▶ _INSTRUCTIONS TO FOLLOW_
In the entries, find all lines that hold the word "Jackpot" and copy them.

Entries taken from a collection
◇ ◇ ◇ ◇

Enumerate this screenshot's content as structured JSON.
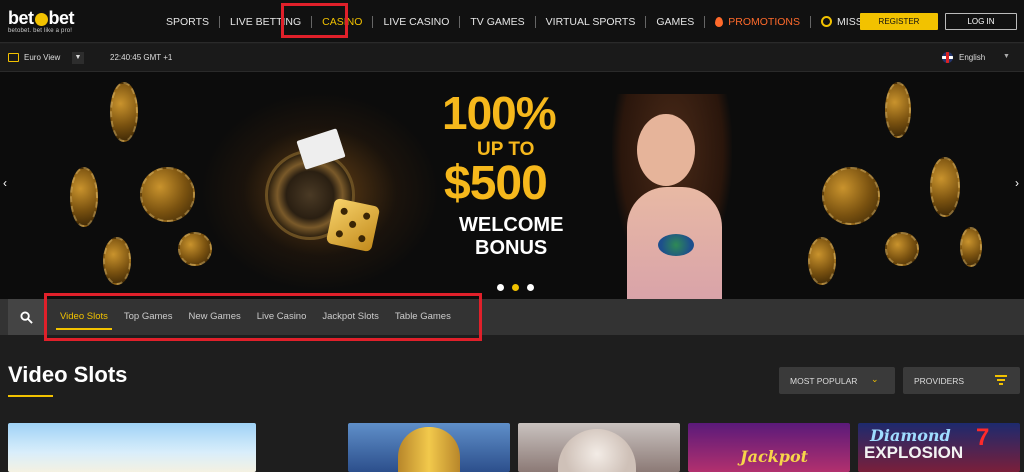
{
  "brand": {
    "name_left": "bet",
    "name_right": "bet",
    "tagline": "betobet. bet like a pro!"
  },
  "nav": {
    "items": [
      {
        "label": "SPORTS"
      },
      {
        "label": "LIVE BETTING"
      },
      {
        "label": "CASINO"
      },
      {
        "label": "LIVE CASINO"
      },
      {
        "label": "TV GAMES"
      },
      {
        "label": "VIRTUAL SPORTS"
      },
      {
        "label": "GAMES"
      },
      {
        "label": "PROMOTIONS"
      },
      {
        "label": "MISSIONS"
      }
    ],
    "active": "CASINO",
    "register_label": "REGISTER",
    "login_label": "LOG IN"
  },
  "subbar": {
    "view_label": "Euro View",
    "time": "22:40:45 GMT +1",
    "language": "English"
  },
  "banner": {
    "headline": "100%",
    "line2": "UP TO",
    "amount": "$500",
    "line4": "WELCOME",
    "line5": "BONUS",
    "slide_count": 3,
    "active_slide": 2
  },
  "categories": {
    "tabs": [
      {
        "label": "Video Slots"
      },
      {
        "label": "Top Games"
      },
      {
        "label": "New Games"
      },
      {
        "label": "Live Casino"
      },
      {
        "label": "Jackpot Slots"
      },
      {
        "label": "Table Games"
      }
    ],
    "active": "Video Slots"
  },
  "section": {
    "title": "Video Slots",
    "sort_label": "MOST POPULAR",
    "providers_label": "PROVIDERS"
  },
  "games": {
    "tile4_text": "Jackpot",
    "tile5_text_top": "Diamond",
    "tile5_text_bottom": "EXPLOSION",
    "tile5_badge": "7"
  },
  "colors": {
    "accent": "#f2c200",
    "promo": "#ff6a2b",
    "highlight_box": "#e0202a",
    "background": "#1e1e1e"
  }
}
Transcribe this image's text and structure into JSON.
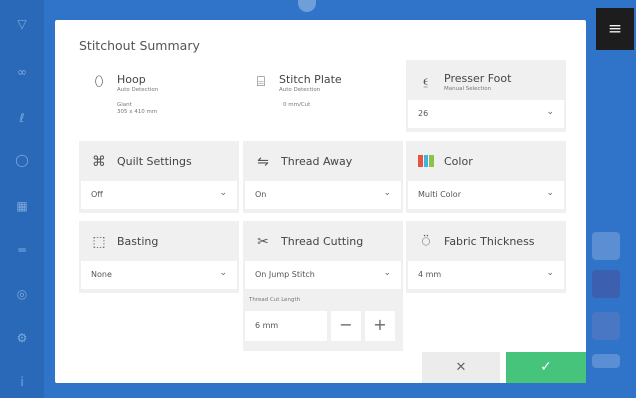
{
  "dialog": {
    "title": "Stitchout Summary",
    "cancel_label": "✕",
    "confirm_label": "✓"
  },
  "hoop": {
    "title": "Hoop",
    "subtitle": "Auto Detection",
    "size_name": "Giant",
    "size_dims": "305 x 410 mm"
  },
  "stitch_plate": {
    "title": "Stitch Plate",
    "subtitle": "Auto Detection",
    "detail": "0 mm/Cut"
  },
  "presser_foot": {
    "title": "Presser Foot",
    "subtitle": "Manual Selection",
    "value": "26"
  },
  "quilt_settings": {
    "title": "Quilt Settings",
    "value": "Off"
  },
  "thread_away": {
    "title": "Thread Away",
    "value": "On"
  },
  "color": {
    "title": "Color",
    "value": "Multi Color",
    "swatches": [
      "#e8533f",
      "#3cb4e4",
      "#8bc34a"
    ]
  },
  "basting": {
    "title": "Basting",
    "value": "None"
  },
  "thread_cutting": {
    "title": "Thread Cutting",
    "value": "On Jump Stitch",
    "cut_length_label": "Thread Cut Length",
    "cut_length_value": "6 mm",
    "minus": "−",
    "plus": "+"
  },
  "fabric_thickness": {
    "title": "Fabric Thickness",
    "value": "4 mm"
  },
  "background": {
    "menu_icon": "≡"
  }
}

◇ ◇ ◇ ◇

▶ _RESPONSE_
        "label": "Jackpot Slots"
    "tile4_text": "Jackpot",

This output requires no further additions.